PROBLEM REQUIREMENTS
Return each line of the data below verbatim; pictures are to be left out.

Data excerpts:
::::::::
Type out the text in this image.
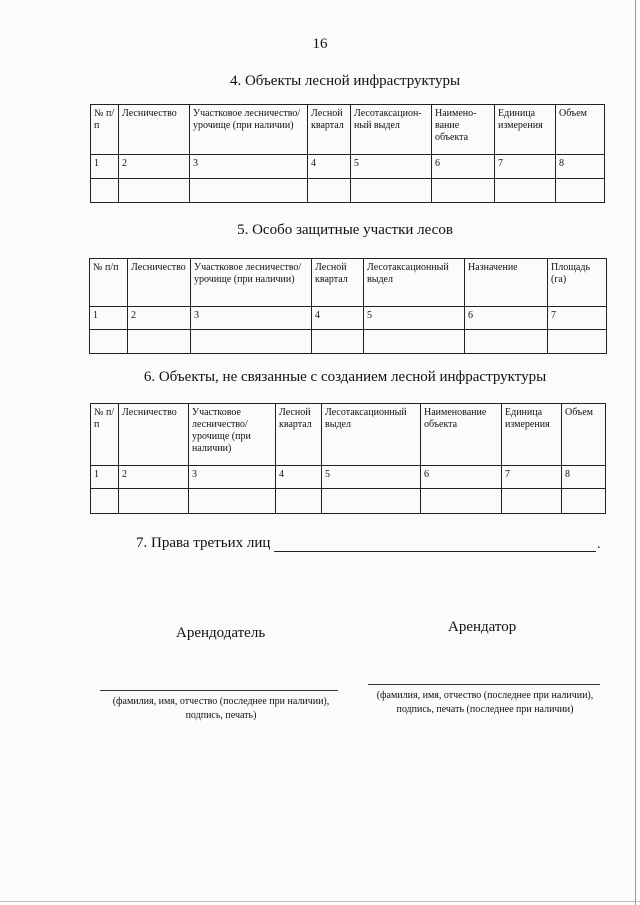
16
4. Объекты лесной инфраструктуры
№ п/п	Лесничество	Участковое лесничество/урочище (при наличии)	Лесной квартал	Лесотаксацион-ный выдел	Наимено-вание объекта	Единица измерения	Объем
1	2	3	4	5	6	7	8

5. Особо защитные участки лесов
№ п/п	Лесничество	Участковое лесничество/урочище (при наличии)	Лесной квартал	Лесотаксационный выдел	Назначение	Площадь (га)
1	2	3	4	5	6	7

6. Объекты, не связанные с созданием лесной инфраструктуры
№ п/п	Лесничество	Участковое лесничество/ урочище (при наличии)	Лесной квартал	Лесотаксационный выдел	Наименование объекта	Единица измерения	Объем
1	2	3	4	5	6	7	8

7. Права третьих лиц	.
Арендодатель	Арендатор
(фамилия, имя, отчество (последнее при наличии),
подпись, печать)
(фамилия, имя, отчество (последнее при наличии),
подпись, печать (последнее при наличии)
::::::::
RESULT FOR THIS EXERCISE
Type out the text in this image.
16
4. Объекты лесной инфраструктуры
№ п/п	Лесничество	Участковое лесничество/урочище (при наличии)	Лесной квартал	Лесотаксацион-ный выдел	Наимено-вание объекта	Единица измерения	Объем
1	2	3	4	5	6	7	8

5. Особо защитные участки лесов
№ п/п	Лесничество	Участковое лесничество/урочище (при наличии)	Лесной квартал	Лесотаксационный выдел	Назначение	Площадь (га)
1	2	3	4	5	6	7

6. Объекты, не связанные с созданием лесной инфраструктуры
№ п/п	Лесничество	Участковое лесничество/ урочище (при наличии)	Лесной квартал	Лесотаксационный выдел	Наименование объекта	Единица измерения	Объем
1	2	3	4	5	6	7	8

7. Права третьих лиц	.
Арендодатель	Арендатор
(фамилия, имя, отчество (последнее при наличии),
подпись, печать)
(фамилия, имя, отчество (последнее при наличии),
подпись, печать (последнее при наличии)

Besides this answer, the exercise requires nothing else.